[WORK INSTRUCTIONS] Copy the listing below in full and skip every picture.

[start THE DATA]

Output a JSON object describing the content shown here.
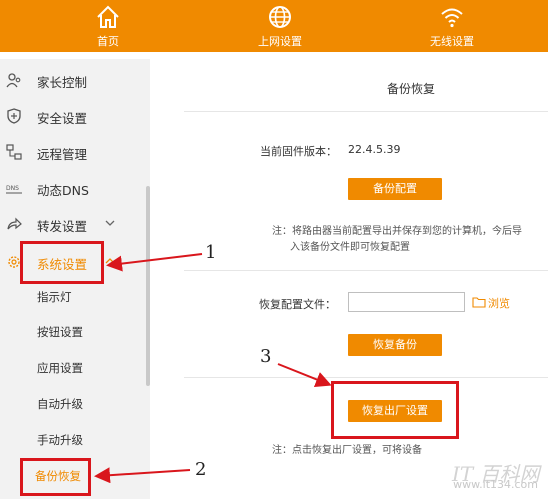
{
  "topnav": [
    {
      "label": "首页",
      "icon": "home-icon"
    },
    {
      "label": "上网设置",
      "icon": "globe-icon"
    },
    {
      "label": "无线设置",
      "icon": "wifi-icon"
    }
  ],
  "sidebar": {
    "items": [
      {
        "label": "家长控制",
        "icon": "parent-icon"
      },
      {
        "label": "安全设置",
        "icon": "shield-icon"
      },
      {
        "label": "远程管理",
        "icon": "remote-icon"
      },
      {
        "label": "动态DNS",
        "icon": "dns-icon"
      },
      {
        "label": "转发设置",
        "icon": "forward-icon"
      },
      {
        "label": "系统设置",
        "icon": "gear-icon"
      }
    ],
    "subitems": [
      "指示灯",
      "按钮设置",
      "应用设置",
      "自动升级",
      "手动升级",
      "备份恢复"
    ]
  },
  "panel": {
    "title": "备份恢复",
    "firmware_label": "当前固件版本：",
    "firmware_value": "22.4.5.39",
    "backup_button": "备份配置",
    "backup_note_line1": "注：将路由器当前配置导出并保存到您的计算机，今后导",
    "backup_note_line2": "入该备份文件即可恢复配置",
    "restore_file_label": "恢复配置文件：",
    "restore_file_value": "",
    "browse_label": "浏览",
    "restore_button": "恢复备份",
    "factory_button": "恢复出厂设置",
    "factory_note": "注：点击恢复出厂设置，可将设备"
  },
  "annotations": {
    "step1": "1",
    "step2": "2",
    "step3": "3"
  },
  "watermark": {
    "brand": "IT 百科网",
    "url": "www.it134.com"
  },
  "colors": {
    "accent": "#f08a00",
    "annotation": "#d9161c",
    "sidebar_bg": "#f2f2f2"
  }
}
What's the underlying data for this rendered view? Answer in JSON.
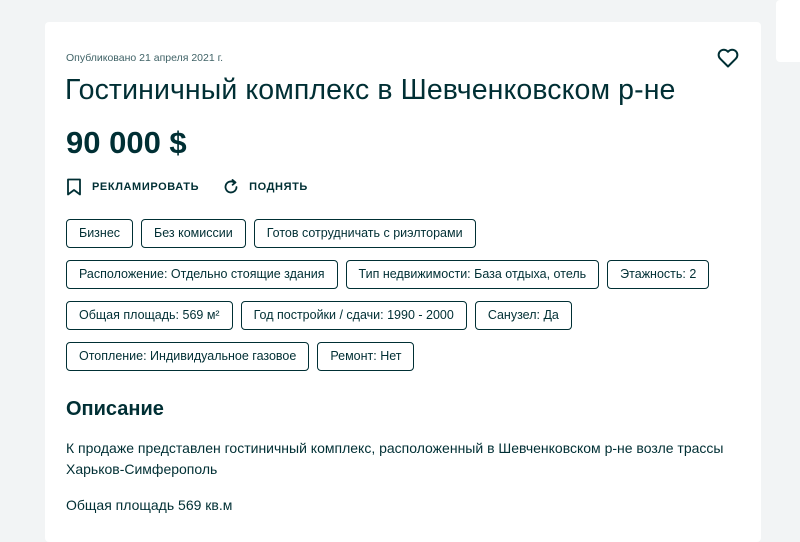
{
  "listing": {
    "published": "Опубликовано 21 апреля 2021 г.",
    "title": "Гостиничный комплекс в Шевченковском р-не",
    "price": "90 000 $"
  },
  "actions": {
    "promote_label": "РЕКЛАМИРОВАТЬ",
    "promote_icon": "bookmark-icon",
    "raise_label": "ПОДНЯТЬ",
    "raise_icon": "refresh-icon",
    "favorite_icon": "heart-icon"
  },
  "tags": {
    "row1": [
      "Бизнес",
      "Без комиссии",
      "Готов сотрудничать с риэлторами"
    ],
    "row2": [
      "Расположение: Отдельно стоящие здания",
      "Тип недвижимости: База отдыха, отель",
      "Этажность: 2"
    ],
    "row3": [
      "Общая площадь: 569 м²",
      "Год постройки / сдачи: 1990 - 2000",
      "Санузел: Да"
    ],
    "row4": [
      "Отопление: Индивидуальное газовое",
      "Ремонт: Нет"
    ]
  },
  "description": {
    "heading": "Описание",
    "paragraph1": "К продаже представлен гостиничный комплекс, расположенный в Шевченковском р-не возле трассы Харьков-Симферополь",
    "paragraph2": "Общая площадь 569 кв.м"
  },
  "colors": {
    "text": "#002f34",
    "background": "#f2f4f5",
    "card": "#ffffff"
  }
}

[end THE DATA]

[SOLUTION TO THE EXERCISE]
Output a JSON object describing the content shown here.
{
  "topnav": [
    {
      "label": "首页",
      "icon": "home-icon"
    },
    {
      "label": "上网设置",
      "icon": "globe-icon"
    },
    {
      "label": "无线设置",
      "icon": "wifi-icon"
    }
  ],
  "sidebar": {
    "items": [
      {
        "label": "家长控制",
        "icon": "parent-icon"
      },
      {
        "label": "安全设置",
        "icon": "shield-icon"
      },
      {
        "label": "远程管理",
        "icon": "remote-icon"
      },
      {
        "label": "动态DNS",
        "icon": "dns-icon"
      },
      {
        "label": "转发设置",
        "icon": "forward-icon"
      },
      {
        "label": "系统设置",
        "icon": "gear-icon"
      }
    ],
    "subitems": [
      "指示灯",
      "按钮设置",
      "应用设置",
      "自动升级",
      "手动升级",
      "备份恢复"
    ]
  },
  "panel": {
    "title": "备份恢复",
    "firmware_label": "当前固件版本：",
    "firmware_value": "22.4.5.39",
    "backup_button": "备份配置",
    "backup_note_line1": "注：将路由器当前配置导出并保存到您的计算机，今后导",
    "backup_note_line2": "入该备份文件即可恢复配置",
    "restore_file_label": "恢复配置文件：",
    "restore_file_value": "",
    "browse_label": "浏览",
    "restore_button": "恢复备份",
    "factory_button": "恢复出厂设置",
    "factory_note": "注：点击恢复出厂设置，可将设备"
  },
  "annotations": {
    "step1": "1",
    "step2": "2",
    "step3": "3"
  },
  "watermark": {
    "brand": "IT 百科网",
    "url": "www.it134.com"
  },
  "colors": {
    "accent": "#f08a00",
    "annotation": "#d9161c",
    "sidebar_bg": "#f2f2f2"
  }
}
What's the underlying data for this rendered view? Answer in JSON.
{
  "listing": {
    "published": "Опубликовано 21 апреля 2021 г.",
    "title": "Гостиничный комплекс в Шевченковском р-не",
    "price": "90 000 $"
  },
  "actions": {
    "promote_label": "РЕКЛАМИРОВАТЬ",
    "promote_icon": "bookmark-icon",
    "raise_label": "ПОДНЯТЬ",
    "raise_icon": "refresh-icon",
    "favorite_icon": "heart-icon"
  },
  "tags": {
    "row1": [
      "Бизнес",
      "Без комиссии",
      "Готов сотрудничать с риэлторами"
    ],
    "row2": [
      "Расположение: Отдельно стоящие здания",
      "Тип недвижимости: База отдыха, отель",
      "Этажность: 2"
    ],
    "row3": [
      "Общая площадь: 569 м²",
      "Год постройки / сдачи: 1990 - 2000",
      "Санузел: Да"
    ],
    "row4": [
      "Отопление: Индивидуальное газовое",
      "Ремонт: Нет"
    ]
  },
  "description": {
    "heading": "Описание",
    "paragraph1": "К продаже представлен гостиничный комплекс, расположенный в Шевченковском р-не возле трассы Харьков-Симферополь",
    "paragraph2": "Общая площадь 569 кв.м"
  },
  "colors": {
    "text": "#002f34",
    "background": "#f2f4f5",
    "card": "#ffffff"
  }
}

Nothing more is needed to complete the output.